[Directions]:
[a] Answer these questions from the Illinois Supreme Court opinion:
(i) Who delivered the judgment of the court?
(ii) Which justice took no part in the decision?
(iii) In what month and year did the State charge the defendant?
[b] Translate this sentence from the Illinois Supreme Court opinion into Spanish: "For the following reasons, we hold that Rule 472 authorizes the trial court to make such a correction."

Supreme Court of Illinois
Nov 30, 2023
2023 IL 128824 (Ill. 2023)

Opinion

128824

11-30-2023

THE PEOPLE OF THE STATE OF ILLINOIS, Appellee, v. JEAN FUKAMA-KABIKA, Appellant.


CHIEF JUSTICE THEIS delivered the judgment of the court, with opinion.

Justices Neville, Overstreet, Cunningham, Rochford, and O'Brien concurred in the judgment and opinion.

Justice Holder White took no part in the decision.

OPINION

THEIS CHIEF JUSTICE

¶ 1 The question presented in this appeal is whether the trial court retains jurisdiction under Illinois Supreme Court Rule 472 (eff. May 17, 2019) to correct an omission in its written sentencing order to include a term of mandatory supervised release (MSR) that the court had previously informed the defendant of and that "is included in the sentence as a matter of law." Round v. Lamb, 2017 IL 122271, ¶ 16. For the following reasons, we hold that Rule 472 authorizes the trial court to make such a correction. We therefore affirm the appellate court's judgment.

¶ 2 BACKGROUND

¶ 3 In May 2015, the State charged defendant Jean Fukama-Kabika with one count of criminal sexual assault (720 ILCS 5/11-1.20(a)(1) (West 2014)), one count of criminal sexual abuse (id. § 11-1.50(a)), and one count of unlawful restraint (id. § 10-3(a)). Defendant later was charged with a second count of criminal sexual assault. Id. § 11-1.20.

[Data provided]:
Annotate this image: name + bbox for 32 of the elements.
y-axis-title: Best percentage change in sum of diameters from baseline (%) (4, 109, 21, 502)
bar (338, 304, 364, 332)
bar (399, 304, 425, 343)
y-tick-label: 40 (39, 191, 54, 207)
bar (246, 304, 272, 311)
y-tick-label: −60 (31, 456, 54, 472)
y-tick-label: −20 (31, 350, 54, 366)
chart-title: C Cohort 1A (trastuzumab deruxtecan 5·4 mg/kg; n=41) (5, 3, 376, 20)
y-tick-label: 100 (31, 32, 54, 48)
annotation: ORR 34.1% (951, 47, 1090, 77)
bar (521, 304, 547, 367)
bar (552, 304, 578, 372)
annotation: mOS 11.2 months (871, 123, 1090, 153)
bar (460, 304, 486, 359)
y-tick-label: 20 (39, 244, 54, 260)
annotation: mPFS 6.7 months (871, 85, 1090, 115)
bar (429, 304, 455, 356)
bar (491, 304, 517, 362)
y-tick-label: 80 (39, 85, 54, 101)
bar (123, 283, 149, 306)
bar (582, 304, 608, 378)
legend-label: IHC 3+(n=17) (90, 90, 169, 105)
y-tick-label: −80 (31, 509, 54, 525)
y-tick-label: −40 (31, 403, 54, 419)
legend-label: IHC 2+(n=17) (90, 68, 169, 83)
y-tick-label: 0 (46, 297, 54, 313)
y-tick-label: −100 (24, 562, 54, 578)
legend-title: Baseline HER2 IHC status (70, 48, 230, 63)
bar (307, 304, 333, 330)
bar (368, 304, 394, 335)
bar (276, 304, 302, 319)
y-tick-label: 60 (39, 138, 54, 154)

[Completed exercise]:
[a]
(i) Chief Justice Theis
(ii) Justice Holder White
(iii) May 2015

[b] Por las siguientes razones, sostenemos que la Regla 472 autoriza al tribunal de primera instancia a realizar dicha corrección.